====== PAGE TEXT ======

Ramesh Ponnuru has, let me note at the outset (though irrelevantly to this post), written a terrific book on abortion and related controversies (over-provocatively titled The Party of Death). Nonetheless, he misunderstands FICA, a misunderstanding that he shares with far too many people who opine about tax policy. He writes,
The income tax has gotten more progressive, but not necessarily the “tax system” generally. Since income taxes are more progressive than payroll taxes, cutting income taxes but not payroll taxes makes the system as a whole less progressive. This observation is usually made by people who aren’t really interested in lightening the load of the payroll tax, but it's still true.
This statement is mostly true about the two small components of payroll taxes, namely, those that fund Medicare and the federal portion of unemployment insurance (“FUTA”). For the big piece, Social Security (“FICA”), it is mostly false.
FICA is not a tax; it is a forced loan to the government. Repayment of the loan comes in the form of a government-promised annuity. The size of the annuity depends upon the amount of the loan. The differences from an ordinary loan stem solely from the government’s ability to dictate the terms without bargaining. Most notably, the larger lenders receive a poorer rate of return than those with lower wages and lower FICA contributions, a state of affairs that wouldn’t arise in transactions entered into freely.

====== INFORMATION SUPPLIED ======

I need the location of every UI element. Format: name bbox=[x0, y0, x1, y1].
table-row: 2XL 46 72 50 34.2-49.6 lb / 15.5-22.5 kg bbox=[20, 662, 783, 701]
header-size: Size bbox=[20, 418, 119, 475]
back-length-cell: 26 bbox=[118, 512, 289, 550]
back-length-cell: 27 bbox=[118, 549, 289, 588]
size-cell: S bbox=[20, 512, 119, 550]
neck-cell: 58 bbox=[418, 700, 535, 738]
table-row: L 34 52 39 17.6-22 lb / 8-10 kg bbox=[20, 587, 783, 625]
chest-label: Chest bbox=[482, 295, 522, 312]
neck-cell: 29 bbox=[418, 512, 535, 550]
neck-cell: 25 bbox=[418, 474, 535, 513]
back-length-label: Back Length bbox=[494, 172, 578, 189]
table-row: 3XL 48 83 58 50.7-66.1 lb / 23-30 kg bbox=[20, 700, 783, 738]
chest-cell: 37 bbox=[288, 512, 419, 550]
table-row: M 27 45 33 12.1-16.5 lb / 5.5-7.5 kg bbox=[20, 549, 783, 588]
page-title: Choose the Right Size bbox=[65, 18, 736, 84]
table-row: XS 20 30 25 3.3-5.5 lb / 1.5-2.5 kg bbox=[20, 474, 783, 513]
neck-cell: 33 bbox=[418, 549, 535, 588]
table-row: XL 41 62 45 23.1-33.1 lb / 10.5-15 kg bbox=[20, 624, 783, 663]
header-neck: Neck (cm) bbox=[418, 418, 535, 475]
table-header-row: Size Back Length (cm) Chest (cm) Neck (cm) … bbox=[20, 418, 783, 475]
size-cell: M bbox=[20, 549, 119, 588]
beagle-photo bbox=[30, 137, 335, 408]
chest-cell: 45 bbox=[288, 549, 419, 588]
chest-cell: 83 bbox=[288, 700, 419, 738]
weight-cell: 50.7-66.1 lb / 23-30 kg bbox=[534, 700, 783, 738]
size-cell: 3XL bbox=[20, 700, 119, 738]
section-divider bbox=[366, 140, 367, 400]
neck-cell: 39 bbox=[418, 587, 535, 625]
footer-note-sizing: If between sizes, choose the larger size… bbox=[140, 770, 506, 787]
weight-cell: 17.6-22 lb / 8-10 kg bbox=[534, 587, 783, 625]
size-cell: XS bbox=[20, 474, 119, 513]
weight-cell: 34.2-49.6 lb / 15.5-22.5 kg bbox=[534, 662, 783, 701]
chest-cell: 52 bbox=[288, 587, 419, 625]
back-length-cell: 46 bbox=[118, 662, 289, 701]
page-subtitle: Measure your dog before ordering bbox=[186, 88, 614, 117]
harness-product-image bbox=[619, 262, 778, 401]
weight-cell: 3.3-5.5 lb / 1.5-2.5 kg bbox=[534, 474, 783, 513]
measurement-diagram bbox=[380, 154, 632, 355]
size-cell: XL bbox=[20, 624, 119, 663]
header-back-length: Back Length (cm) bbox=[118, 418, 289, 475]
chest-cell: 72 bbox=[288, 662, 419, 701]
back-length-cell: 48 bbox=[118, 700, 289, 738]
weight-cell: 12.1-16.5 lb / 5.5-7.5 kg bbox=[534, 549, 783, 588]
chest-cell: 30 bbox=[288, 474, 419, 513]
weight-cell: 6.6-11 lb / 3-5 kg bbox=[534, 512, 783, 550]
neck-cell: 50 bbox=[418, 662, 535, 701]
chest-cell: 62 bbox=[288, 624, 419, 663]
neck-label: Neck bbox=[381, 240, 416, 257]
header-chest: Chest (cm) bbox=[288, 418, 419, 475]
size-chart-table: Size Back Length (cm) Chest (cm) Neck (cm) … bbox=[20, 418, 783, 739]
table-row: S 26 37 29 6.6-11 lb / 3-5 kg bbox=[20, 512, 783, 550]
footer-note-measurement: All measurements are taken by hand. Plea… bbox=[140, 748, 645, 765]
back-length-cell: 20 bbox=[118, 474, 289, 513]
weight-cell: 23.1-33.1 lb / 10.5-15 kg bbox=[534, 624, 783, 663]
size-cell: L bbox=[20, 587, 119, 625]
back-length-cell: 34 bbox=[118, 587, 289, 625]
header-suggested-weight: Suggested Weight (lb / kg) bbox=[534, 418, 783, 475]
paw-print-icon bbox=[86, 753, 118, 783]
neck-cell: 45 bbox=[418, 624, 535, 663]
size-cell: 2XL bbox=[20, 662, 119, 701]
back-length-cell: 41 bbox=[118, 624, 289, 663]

======

■ **SET OF TASKS**:
[a] Render this sentence from the post on FICA into Spanish: "FICA is not a tax; it is a forced loan to the government."
[b] Carry the post on FICA and payroll taxes forward from its final sentence, keeping its argument and tone.

■ **RESULTS FOR THE EXERCISE**:
[a] FICA no es un impuesto; es un préstamo forzoso al gobierno.

[b]
If FICA were a tax and Social Security a mere welfare program, paying the former wouldn’t be a condition for entitlement to the latter, just as paying FUTA isn’t a precondition to receiving unemployment benefits. There is only one respect in which FICA can be viewed as tax-like: To the extent that the lender’s rate of return is less than he could have gotten in the market, the government deprives him of potential earnings without any commensurate quid pro quo. (Yes, I realize that “taxes are the price we pay for civilization”, but I don’t get more or better civilization by paying more tax.)
This implicit tax is steeply progressive, because the Social Security annuity formula is weighted in favor of low wage-earners and benefits paid to low-income retirees are exempt from income tax. Viewed properly, then, Social Security makes the U.S. tax structure proportionately more burdensome as one’s earnings rise up to the FICA wage base ($94,200 in 2006). Added to the income tax, the result is an overall tax structure that Karl Marx could almost admire.